* GIVEN RECORDS
──────────────────────────────

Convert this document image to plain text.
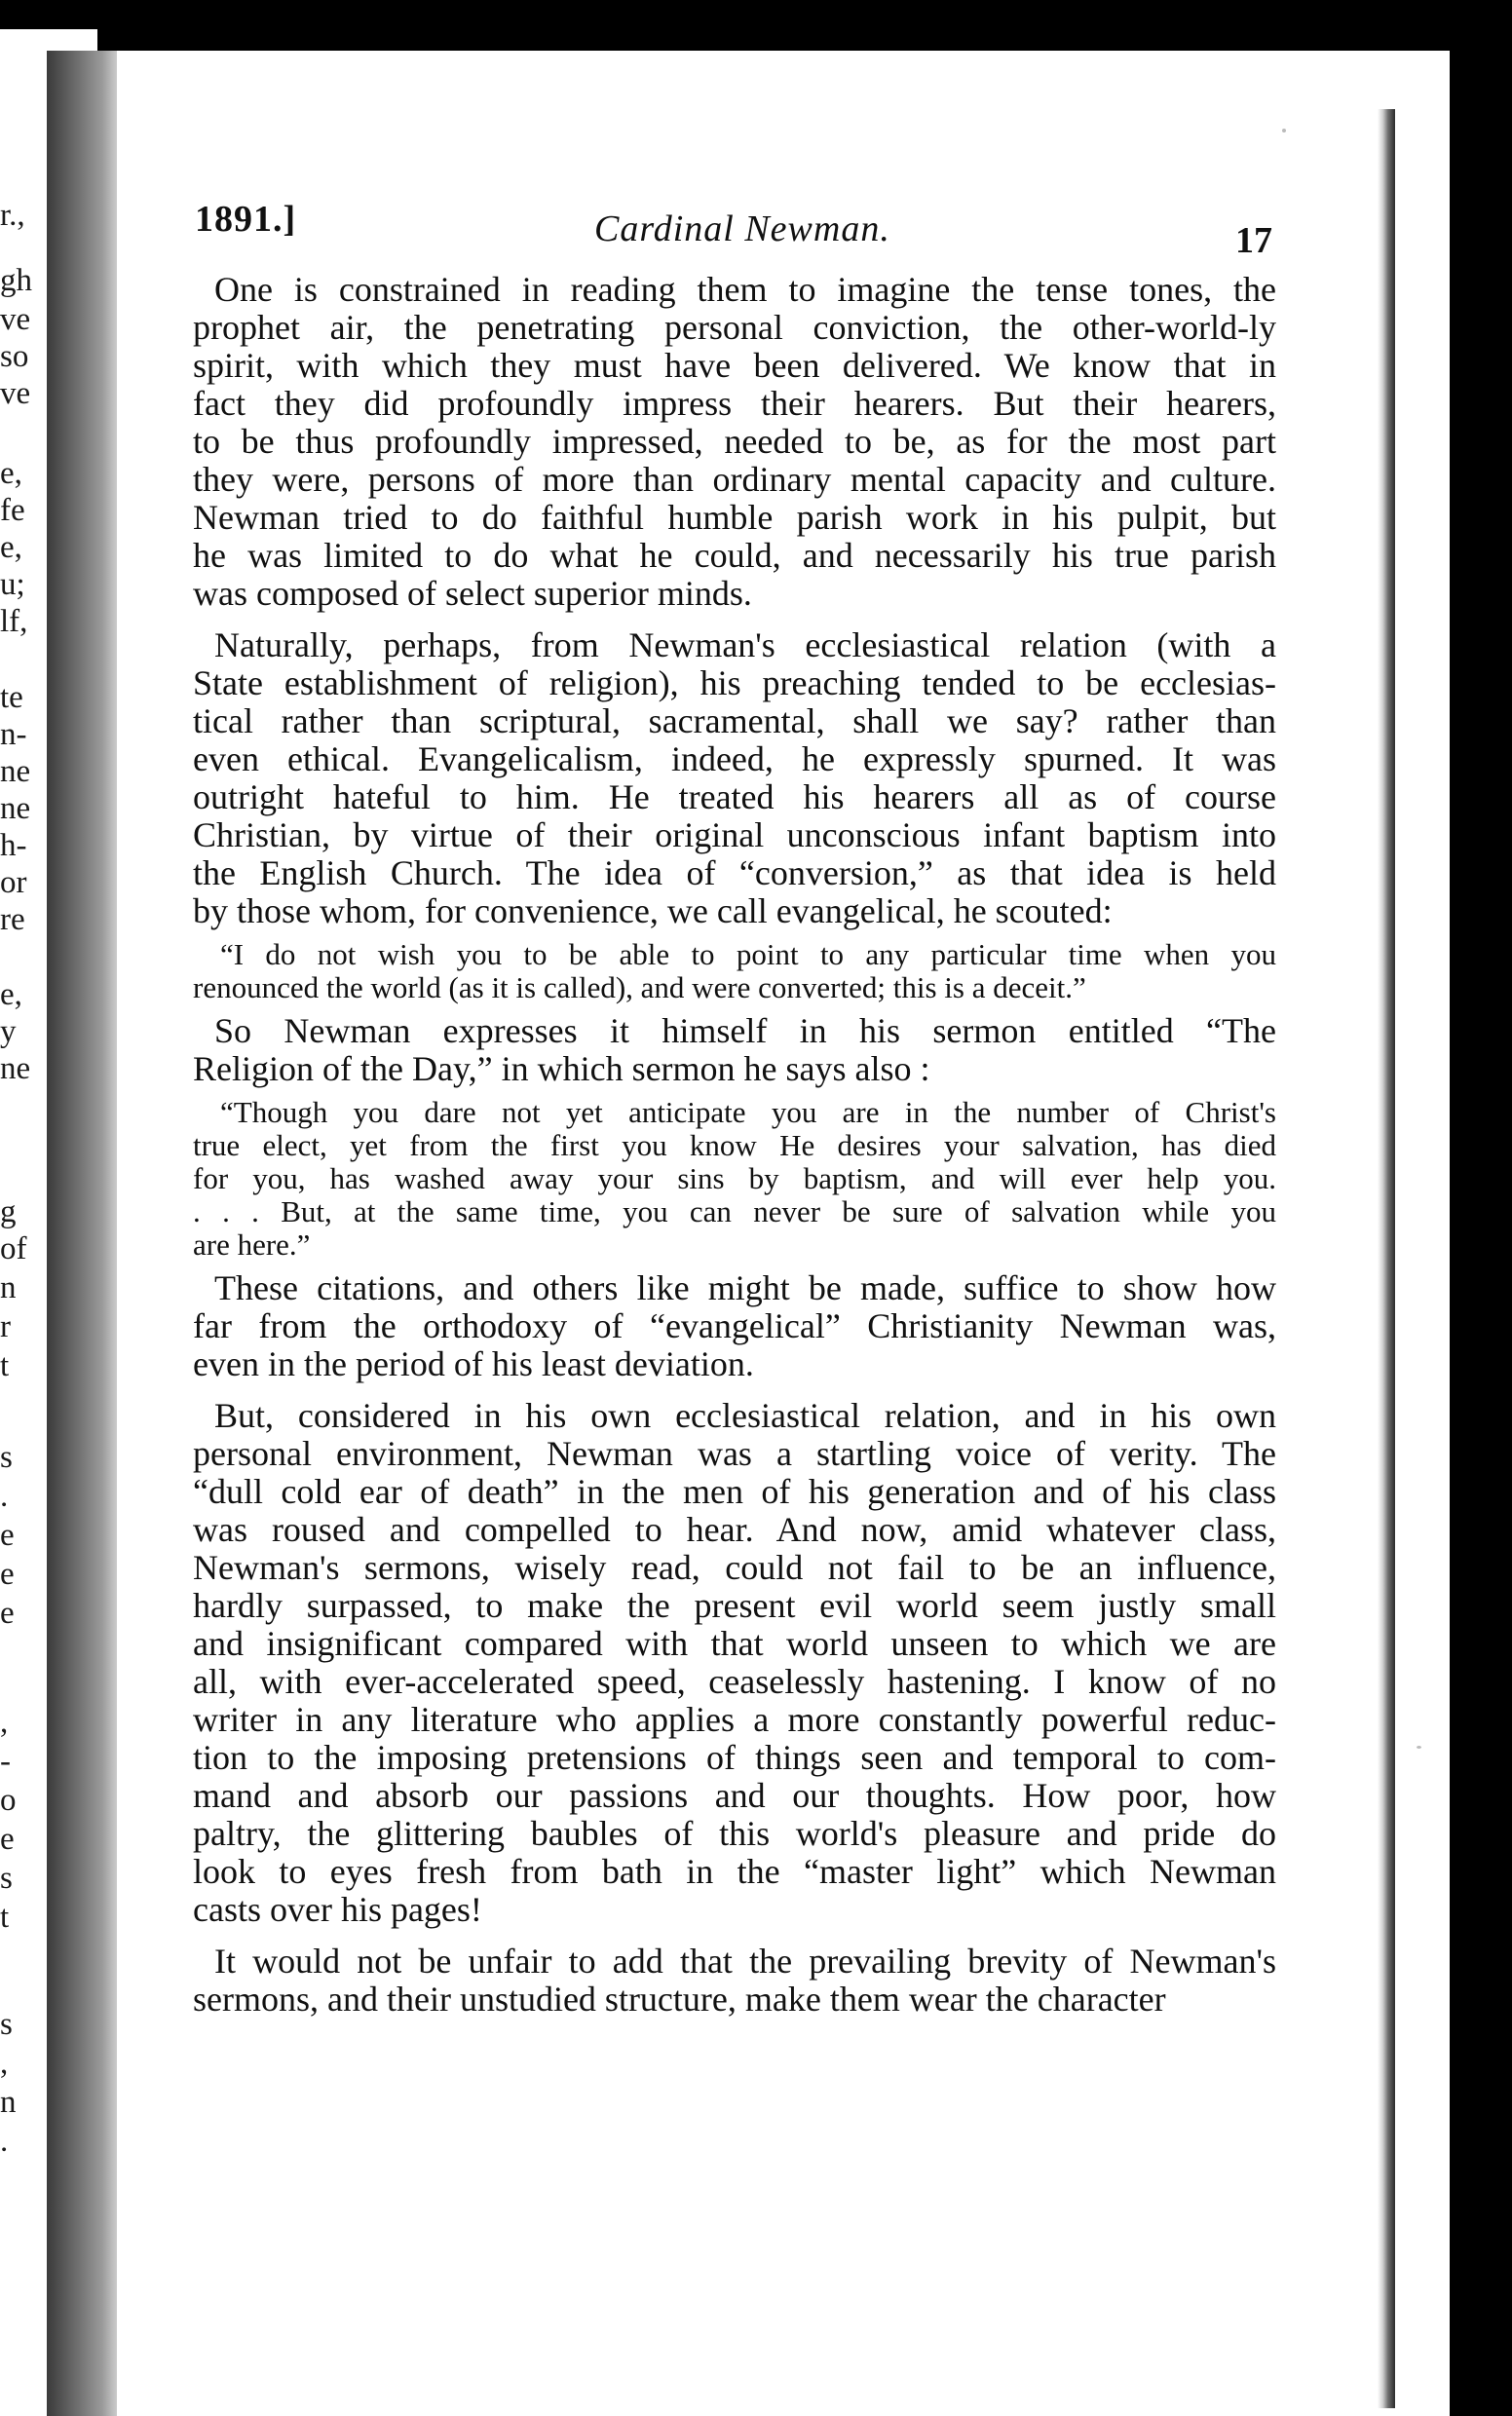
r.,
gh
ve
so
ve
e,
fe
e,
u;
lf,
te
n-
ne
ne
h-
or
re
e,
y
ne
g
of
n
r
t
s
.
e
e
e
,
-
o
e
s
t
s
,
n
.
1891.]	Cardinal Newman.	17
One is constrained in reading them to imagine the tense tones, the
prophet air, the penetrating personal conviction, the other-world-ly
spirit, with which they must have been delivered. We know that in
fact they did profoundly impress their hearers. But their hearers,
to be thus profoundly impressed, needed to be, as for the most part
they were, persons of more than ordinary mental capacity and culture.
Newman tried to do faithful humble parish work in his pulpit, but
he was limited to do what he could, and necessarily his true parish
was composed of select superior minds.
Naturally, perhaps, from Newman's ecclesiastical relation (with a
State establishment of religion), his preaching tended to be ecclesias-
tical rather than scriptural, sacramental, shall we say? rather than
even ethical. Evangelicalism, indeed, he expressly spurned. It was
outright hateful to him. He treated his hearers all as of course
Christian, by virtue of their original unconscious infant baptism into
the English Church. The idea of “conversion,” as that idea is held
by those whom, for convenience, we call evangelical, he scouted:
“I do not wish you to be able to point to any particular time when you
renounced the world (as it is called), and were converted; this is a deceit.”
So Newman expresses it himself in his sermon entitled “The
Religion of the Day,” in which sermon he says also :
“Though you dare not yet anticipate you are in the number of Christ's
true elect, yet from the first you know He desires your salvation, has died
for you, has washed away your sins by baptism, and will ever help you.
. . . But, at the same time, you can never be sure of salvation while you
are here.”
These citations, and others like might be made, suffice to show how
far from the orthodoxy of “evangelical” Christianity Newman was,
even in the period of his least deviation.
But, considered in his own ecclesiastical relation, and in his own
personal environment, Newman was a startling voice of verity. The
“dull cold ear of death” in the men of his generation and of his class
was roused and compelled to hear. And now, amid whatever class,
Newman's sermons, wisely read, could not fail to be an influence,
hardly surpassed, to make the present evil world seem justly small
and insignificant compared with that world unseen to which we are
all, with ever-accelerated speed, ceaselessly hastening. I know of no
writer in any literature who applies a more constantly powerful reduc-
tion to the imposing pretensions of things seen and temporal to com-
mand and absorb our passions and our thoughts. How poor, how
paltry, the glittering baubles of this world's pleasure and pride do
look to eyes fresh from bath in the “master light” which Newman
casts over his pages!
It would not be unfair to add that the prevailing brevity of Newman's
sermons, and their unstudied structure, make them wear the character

──────────────────────────────

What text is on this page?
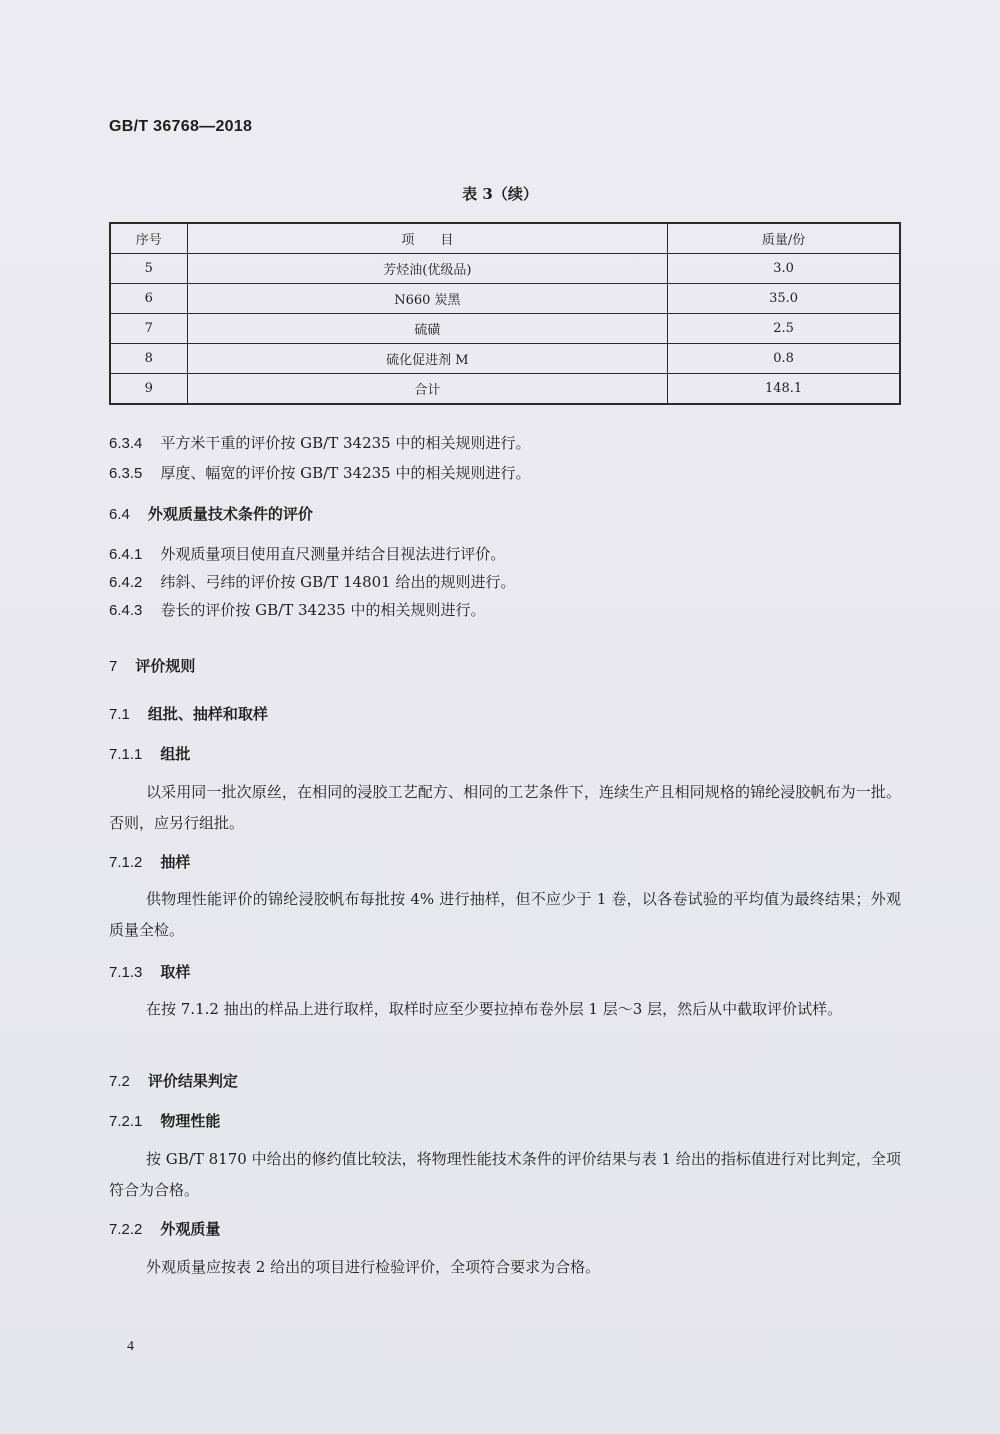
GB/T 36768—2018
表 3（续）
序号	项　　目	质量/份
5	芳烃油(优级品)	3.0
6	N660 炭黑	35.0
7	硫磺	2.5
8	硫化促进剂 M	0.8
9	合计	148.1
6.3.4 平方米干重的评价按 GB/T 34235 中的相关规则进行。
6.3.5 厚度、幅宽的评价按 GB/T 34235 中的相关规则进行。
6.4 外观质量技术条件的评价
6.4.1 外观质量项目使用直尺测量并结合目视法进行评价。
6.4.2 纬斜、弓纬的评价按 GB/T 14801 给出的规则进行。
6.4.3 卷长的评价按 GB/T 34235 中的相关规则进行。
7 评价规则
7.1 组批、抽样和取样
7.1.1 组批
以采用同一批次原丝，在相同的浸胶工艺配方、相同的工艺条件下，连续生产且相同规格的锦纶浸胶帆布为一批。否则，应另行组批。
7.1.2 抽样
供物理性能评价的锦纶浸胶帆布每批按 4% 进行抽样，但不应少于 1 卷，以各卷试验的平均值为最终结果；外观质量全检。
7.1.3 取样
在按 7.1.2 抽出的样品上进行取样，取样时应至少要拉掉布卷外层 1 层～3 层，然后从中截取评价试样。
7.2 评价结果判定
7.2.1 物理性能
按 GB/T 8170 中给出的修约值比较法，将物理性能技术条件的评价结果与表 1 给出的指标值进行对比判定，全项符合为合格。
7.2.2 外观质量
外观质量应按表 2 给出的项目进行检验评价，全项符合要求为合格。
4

──────────────────────────────

* YOUR INSTRUCTIONS
Which lines in the listing above hold the word "their"? Show each of them.

* SOLVED EXERCISE
fact they did profoundly impress their hearers. But their hearers,
Christian, by virtue of their original unconscious infant baptism into
sermons, and their unstudied structure, make them wear the character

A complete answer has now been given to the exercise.